>> START GIVEN ENTRIES
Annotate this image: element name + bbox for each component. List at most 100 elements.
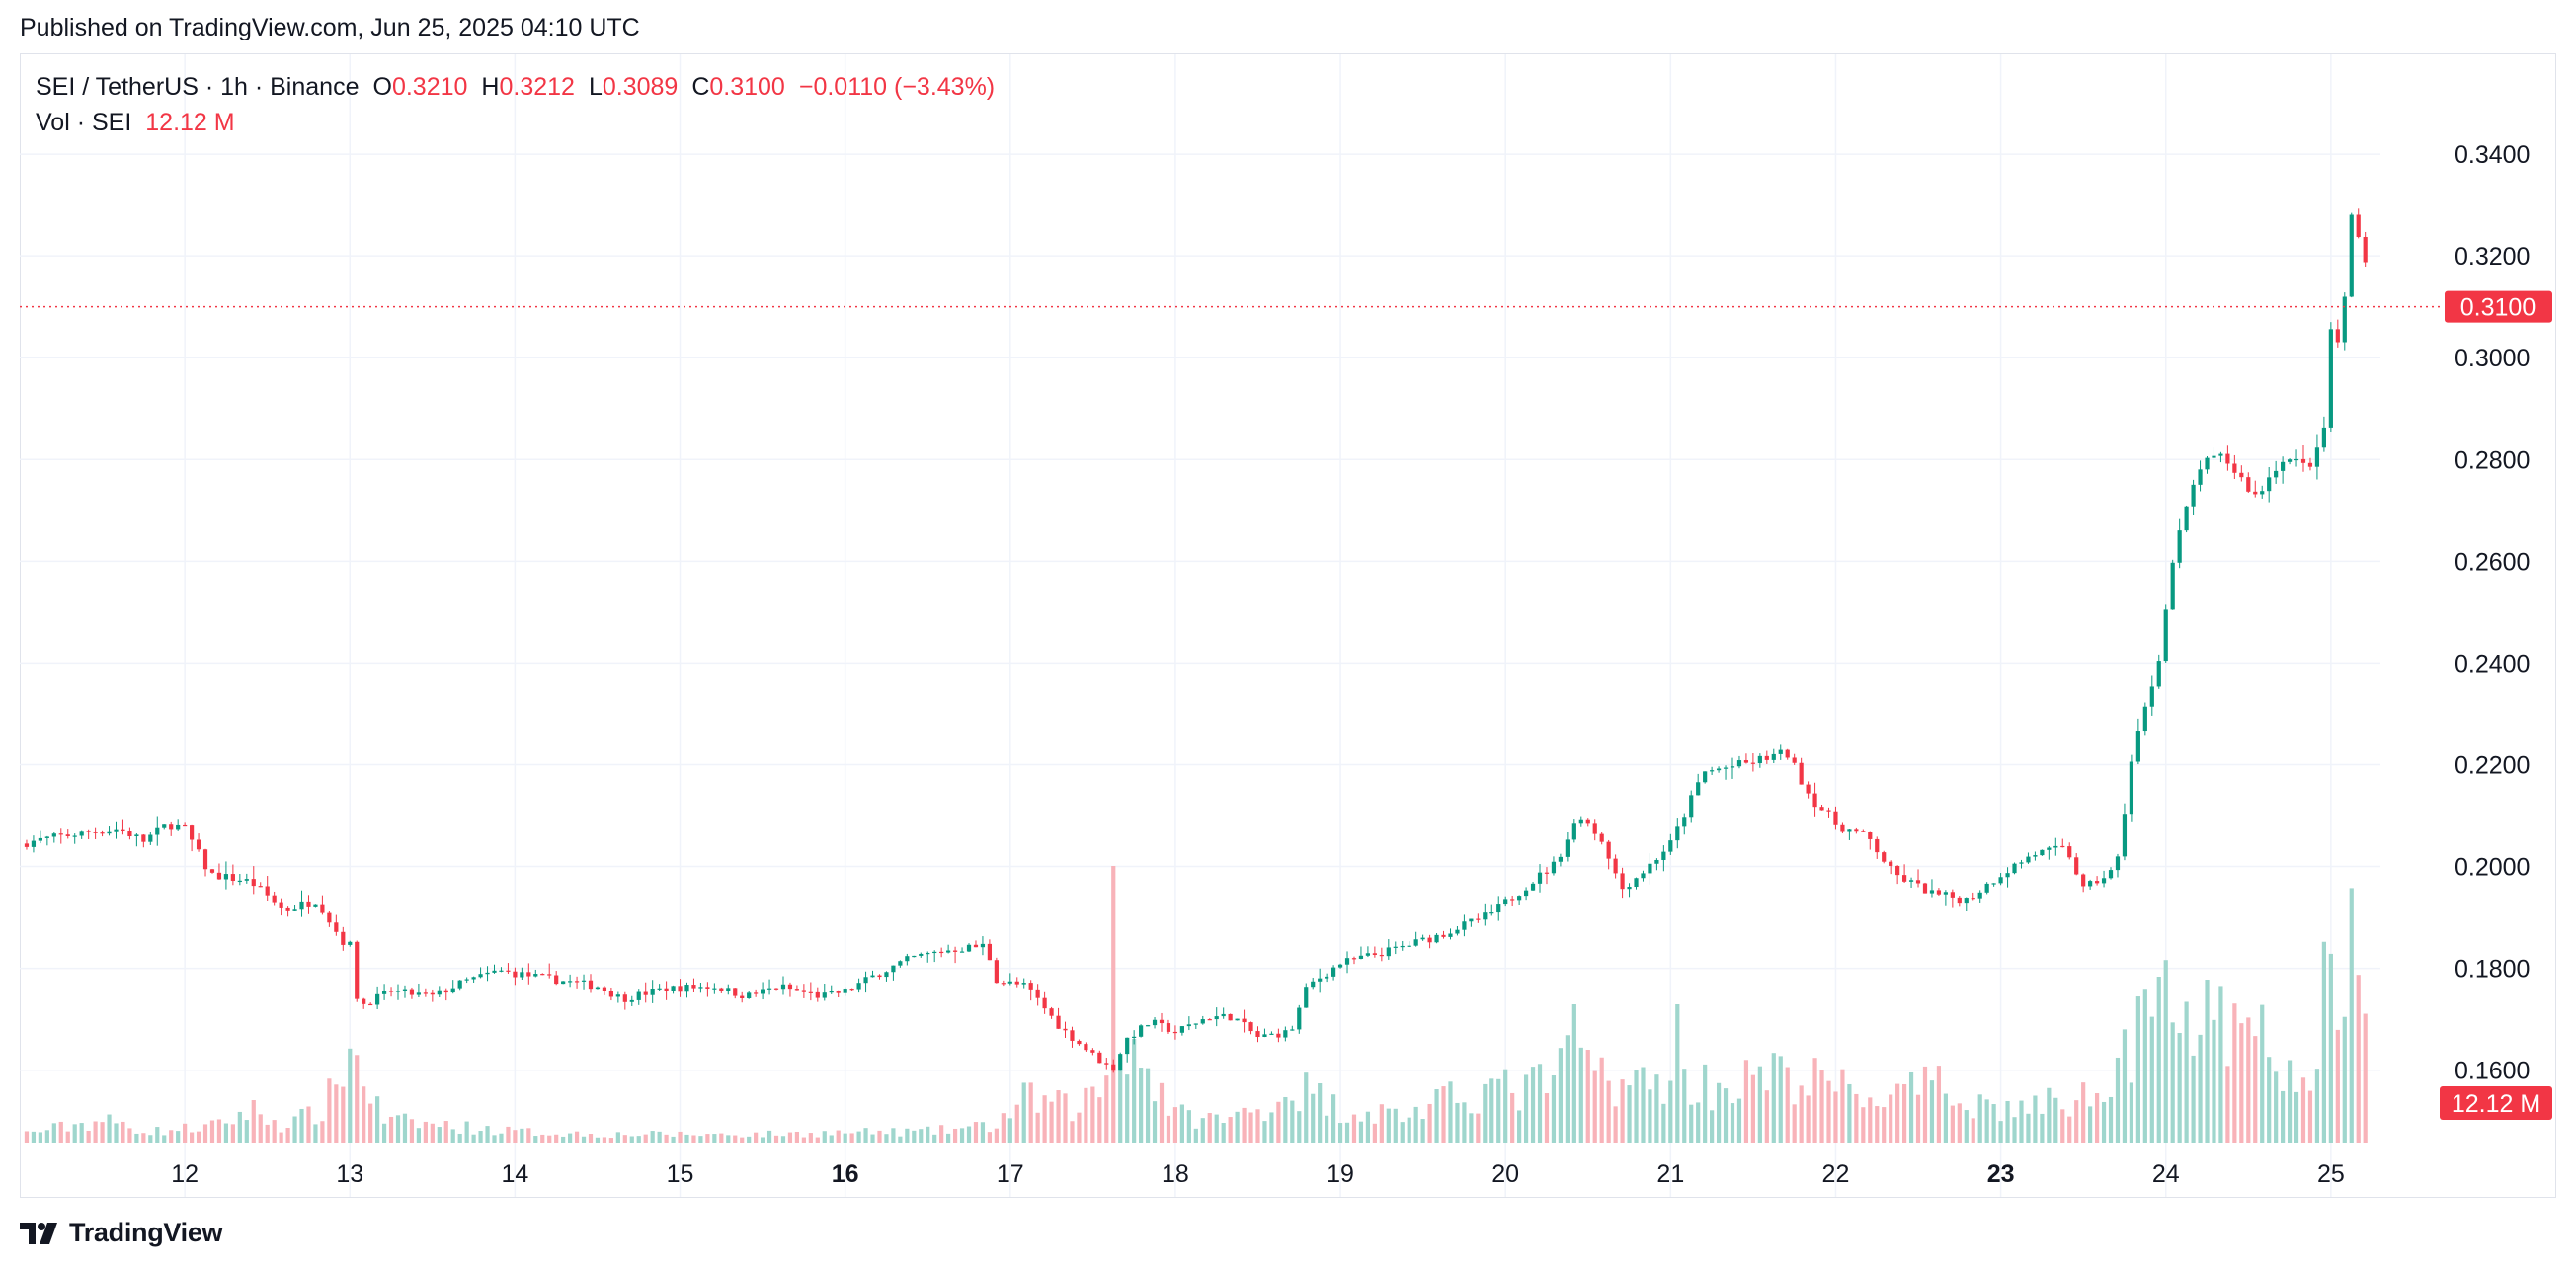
>> END GIVEN ENTRIES
>> START GIVEN ENTRIES
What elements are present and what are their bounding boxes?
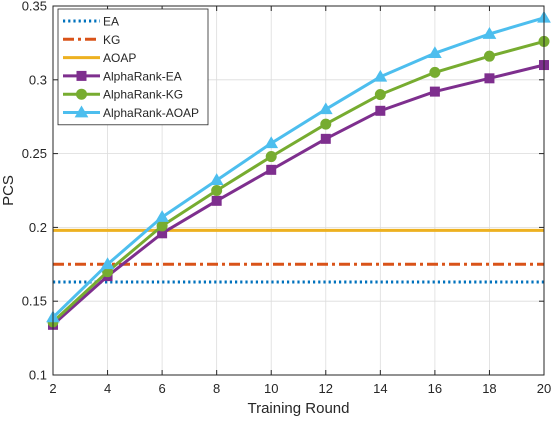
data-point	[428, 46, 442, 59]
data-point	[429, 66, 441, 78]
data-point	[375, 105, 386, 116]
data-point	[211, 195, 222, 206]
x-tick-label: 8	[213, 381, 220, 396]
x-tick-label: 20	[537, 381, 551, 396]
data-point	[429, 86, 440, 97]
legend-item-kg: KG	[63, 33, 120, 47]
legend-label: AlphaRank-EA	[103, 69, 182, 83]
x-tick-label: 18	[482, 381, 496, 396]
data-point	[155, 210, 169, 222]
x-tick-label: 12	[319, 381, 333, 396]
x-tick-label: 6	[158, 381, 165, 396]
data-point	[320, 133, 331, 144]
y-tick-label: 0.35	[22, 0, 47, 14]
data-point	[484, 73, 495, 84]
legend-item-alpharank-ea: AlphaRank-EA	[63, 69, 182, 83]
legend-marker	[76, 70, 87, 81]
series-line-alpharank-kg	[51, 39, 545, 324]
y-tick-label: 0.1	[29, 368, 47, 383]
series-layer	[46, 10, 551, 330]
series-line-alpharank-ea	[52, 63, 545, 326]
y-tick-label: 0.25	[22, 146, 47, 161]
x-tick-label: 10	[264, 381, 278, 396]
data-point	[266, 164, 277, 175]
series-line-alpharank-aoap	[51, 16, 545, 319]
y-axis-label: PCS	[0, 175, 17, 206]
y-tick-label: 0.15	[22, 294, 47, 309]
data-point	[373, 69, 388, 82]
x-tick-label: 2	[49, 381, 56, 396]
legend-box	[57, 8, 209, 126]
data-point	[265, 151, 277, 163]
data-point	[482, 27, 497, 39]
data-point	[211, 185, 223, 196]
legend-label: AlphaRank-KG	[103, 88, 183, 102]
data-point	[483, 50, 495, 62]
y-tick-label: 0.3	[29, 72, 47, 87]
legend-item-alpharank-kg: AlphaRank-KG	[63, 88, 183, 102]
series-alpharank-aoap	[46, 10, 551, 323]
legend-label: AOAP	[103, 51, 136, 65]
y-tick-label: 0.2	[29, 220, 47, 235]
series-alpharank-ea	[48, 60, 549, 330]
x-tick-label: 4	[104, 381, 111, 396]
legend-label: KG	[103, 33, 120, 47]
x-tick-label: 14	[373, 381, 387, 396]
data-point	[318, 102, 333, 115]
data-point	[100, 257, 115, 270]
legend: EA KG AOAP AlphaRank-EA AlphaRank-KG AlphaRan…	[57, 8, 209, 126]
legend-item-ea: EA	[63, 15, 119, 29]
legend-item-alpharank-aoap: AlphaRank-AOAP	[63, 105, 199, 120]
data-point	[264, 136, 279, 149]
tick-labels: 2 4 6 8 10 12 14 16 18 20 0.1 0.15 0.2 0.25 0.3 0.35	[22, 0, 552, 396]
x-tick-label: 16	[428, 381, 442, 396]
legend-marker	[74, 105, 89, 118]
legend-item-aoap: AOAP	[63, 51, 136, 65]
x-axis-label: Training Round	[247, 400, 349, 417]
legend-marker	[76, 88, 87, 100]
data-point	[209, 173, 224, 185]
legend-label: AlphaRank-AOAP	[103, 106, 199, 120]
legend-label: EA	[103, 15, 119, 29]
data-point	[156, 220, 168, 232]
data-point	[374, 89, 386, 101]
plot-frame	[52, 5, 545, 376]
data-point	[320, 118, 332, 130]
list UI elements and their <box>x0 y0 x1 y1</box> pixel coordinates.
>> END GIVEN ENTRIES
--- GOAL ---
Extract every line of the material above that contains the string "axis".

--- SOLUTION FOR THIS EXERCISE ---
y-axis-label: PCS	[0, 175, 17, 206]
x-axis-label: Training Round	[247, 400, 349, 417]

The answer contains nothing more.